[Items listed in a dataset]
__________________________________________________
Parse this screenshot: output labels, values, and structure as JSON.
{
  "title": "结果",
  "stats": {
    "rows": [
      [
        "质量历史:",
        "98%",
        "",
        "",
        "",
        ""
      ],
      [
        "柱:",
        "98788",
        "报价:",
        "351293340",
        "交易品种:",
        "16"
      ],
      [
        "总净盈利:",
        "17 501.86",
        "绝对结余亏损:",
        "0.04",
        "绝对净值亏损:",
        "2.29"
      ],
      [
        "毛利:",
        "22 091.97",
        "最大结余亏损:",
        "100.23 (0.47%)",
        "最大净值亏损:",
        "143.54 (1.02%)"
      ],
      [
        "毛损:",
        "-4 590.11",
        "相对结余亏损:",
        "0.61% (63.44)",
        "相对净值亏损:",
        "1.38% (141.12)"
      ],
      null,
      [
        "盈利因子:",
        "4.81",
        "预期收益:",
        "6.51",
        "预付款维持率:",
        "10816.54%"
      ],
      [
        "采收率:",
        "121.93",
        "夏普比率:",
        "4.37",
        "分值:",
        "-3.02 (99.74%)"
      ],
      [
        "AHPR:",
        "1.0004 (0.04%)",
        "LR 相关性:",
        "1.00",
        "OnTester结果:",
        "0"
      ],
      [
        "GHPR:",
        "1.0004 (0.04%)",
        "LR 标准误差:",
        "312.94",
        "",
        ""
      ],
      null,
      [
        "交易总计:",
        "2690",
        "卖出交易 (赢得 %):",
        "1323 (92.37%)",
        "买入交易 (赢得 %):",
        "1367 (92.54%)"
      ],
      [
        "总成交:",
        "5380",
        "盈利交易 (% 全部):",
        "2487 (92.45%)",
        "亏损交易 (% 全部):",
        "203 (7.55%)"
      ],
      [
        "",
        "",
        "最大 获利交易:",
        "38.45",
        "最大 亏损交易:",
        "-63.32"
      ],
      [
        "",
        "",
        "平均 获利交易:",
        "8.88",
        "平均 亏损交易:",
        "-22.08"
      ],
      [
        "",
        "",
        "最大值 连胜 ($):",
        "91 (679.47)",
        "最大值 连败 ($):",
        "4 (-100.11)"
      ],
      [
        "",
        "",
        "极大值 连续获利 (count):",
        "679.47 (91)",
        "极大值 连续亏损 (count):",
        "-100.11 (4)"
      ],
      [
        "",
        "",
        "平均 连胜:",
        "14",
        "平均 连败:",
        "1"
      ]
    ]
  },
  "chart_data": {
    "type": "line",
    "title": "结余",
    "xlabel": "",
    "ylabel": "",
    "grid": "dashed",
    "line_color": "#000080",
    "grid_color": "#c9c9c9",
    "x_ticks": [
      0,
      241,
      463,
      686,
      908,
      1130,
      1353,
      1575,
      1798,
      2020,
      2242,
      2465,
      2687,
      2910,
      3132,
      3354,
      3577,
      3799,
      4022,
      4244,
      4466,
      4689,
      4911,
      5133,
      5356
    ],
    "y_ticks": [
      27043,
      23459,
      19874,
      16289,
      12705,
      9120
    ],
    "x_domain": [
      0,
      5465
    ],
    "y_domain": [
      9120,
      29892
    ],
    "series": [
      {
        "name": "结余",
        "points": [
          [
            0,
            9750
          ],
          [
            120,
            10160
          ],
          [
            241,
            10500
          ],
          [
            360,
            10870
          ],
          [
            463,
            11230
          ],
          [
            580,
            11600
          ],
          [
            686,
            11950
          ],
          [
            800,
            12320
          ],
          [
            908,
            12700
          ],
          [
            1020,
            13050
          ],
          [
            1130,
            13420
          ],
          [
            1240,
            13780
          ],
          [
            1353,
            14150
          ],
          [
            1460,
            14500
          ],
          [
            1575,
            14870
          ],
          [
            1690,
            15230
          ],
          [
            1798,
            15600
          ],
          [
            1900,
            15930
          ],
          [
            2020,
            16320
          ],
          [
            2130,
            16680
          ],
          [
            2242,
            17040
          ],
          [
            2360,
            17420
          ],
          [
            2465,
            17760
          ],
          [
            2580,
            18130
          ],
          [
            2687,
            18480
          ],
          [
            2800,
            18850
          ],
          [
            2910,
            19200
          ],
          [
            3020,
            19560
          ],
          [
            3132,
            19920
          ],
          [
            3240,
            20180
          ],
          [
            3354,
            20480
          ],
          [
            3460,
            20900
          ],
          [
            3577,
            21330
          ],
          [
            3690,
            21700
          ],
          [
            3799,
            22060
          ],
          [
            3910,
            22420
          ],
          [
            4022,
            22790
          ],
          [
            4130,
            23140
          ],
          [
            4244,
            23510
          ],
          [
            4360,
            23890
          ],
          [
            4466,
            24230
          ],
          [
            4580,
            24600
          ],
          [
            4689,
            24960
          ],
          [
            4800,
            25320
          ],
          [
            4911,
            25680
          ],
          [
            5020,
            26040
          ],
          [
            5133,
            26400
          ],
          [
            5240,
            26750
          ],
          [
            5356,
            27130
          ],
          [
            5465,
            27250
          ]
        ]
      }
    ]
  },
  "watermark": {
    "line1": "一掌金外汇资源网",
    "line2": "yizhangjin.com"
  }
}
__________________________________________________
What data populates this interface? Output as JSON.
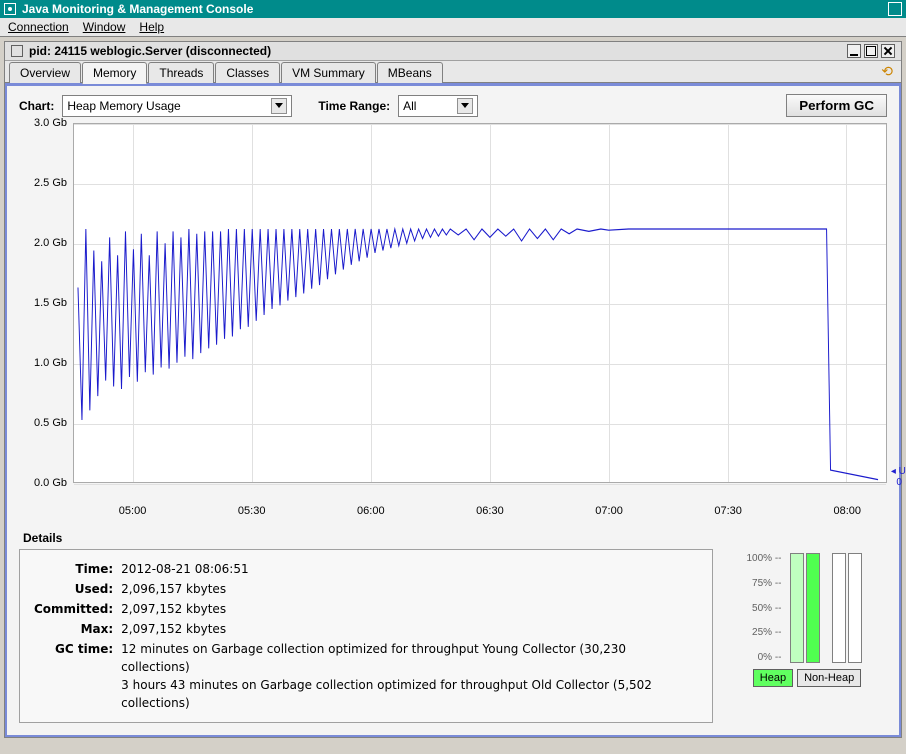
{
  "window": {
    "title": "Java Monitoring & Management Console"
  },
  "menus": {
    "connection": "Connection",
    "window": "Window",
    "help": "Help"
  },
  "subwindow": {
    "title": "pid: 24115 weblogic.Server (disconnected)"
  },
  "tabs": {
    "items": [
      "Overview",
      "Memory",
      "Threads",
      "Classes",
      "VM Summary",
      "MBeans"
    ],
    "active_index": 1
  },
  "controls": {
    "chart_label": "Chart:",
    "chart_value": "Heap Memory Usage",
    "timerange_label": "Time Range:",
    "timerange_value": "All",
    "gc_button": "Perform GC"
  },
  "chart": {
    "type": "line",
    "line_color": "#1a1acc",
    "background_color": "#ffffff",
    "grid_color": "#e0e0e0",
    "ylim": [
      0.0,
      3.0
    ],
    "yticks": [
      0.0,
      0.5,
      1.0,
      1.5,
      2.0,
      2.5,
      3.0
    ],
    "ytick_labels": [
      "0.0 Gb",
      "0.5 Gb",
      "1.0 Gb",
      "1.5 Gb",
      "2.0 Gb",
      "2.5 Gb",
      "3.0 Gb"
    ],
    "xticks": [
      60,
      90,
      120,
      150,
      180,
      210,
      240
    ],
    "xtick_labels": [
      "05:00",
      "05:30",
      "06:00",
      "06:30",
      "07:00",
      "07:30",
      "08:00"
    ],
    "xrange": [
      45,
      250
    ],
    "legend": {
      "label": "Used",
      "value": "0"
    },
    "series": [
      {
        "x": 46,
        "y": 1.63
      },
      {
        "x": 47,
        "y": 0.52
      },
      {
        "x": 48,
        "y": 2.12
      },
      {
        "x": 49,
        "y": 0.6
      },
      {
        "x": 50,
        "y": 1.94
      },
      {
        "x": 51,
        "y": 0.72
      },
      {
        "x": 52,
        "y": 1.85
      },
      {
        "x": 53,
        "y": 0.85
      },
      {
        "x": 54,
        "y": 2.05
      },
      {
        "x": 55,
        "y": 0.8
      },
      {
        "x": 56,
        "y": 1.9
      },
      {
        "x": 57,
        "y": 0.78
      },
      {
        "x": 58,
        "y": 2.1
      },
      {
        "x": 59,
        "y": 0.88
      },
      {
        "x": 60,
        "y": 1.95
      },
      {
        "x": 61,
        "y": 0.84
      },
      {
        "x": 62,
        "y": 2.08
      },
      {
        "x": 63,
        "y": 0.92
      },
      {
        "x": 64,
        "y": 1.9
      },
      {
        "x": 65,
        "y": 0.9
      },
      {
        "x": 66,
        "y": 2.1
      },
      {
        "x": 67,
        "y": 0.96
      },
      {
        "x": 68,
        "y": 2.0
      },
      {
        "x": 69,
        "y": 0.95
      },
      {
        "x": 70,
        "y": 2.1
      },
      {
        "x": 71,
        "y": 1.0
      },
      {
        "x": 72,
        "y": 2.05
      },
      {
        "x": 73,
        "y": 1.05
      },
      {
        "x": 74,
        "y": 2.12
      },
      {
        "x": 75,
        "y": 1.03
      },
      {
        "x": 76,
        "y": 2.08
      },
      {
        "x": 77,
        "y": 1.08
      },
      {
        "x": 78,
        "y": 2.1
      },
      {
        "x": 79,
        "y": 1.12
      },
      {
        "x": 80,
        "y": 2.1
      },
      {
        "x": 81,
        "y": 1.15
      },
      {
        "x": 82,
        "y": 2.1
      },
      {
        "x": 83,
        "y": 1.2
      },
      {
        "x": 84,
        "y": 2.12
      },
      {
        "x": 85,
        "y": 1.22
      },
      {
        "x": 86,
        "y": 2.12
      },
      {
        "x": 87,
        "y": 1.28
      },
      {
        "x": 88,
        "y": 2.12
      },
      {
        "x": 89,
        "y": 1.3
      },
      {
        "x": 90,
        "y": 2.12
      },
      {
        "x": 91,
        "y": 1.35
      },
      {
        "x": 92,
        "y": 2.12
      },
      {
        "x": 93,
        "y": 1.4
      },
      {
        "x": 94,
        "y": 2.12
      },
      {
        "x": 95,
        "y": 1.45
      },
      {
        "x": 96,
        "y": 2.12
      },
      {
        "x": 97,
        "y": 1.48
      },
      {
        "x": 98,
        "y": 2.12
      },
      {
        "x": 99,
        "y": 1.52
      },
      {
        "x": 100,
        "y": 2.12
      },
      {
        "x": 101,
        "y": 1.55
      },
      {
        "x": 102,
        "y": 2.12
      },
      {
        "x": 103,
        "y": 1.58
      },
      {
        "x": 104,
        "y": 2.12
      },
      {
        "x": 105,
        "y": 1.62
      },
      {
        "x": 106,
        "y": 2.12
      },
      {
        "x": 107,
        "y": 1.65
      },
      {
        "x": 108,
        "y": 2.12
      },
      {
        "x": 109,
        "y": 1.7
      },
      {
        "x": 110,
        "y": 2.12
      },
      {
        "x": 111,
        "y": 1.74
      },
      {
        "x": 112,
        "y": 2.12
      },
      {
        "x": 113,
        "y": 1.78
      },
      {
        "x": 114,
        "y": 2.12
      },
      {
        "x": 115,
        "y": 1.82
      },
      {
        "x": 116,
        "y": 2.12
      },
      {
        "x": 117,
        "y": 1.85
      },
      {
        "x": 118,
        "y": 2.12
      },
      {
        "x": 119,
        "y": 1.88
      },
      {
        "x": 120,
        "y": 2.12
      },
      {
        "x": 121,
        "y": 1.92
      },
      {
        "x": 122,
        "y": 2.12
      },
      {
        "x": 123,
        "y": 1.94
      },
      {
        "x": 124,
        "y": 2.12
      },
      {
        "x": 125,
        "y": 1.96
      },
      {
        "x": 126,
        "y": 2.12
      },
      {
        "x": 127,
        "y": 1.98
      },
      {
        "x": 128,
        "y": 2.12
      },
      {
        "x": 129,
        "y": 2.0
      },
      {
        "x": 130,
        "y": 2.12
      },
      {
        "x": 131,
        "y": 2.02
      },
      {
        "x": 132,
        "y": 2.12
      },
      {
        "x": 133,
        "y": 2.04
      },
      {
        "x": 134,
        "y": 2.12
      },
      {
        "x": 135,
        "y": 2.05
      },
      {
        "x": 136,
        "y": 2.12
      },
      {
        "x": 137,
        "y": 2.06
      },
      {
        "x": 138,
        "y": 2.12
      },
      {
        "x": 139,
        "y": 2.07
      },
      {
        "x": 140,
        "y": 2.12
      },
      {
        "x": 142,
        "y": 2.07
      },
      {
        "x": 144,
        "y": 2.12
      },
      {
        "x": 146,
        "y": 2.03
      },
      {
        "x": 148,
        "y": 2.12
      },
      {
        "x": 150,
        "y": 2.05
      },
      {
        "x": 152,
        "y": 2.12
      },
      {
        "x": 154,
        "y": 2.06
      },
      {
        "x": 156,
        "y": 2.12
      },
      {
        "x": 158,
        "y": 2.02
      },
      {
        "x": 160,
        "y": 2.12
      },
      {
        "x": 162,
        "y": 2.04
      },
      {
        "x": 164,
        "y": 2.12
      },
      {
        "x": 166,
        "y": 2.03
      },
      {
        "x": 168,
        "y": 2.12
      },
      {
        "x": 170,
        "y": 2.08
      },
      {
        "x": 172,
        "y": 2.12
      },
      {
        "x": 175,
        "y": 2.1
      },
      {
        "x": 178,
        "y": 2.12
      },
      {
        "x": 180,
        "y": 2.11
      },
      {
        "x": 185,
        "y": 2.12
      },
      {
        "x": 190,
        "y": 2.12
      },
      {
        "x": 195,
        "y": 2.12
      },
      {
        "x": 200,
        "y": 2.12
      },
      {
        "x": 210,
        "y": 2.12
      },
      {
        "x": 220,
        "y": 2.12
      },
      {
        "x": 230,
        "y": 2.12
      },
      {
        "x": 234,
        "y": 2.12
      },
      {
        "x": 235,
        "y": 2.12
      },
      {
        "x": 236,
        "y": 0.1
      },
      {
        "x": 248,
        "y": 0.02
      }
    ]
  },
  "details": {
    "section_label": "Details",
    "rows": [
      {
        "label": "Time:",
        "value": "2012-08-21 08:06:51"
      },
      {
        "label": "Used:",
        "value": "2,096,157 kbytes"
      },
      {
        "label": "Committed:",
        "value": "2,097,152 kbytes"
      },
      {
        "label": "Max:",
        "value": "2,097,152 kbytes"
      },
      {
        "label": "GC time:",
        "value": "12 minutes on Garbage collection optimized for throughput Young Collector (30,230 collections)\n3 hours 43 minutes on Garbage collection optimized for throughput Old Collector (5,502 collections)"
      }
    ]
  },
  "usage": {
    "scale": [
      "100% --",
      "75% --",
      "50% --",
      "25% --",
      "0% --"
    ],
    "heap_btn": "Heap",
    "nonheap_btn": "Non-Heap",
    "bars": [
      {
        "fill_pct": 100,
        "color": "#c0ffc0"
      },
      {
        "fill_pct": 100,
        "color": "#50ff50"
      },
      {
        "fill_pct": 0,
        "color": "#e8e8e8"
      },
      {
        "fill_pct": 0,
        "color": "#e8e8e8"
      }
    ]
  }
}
__________________________________________________
--- What to do ---
Give only the number of lines in the data that include the string "title".

--- Written response ---
4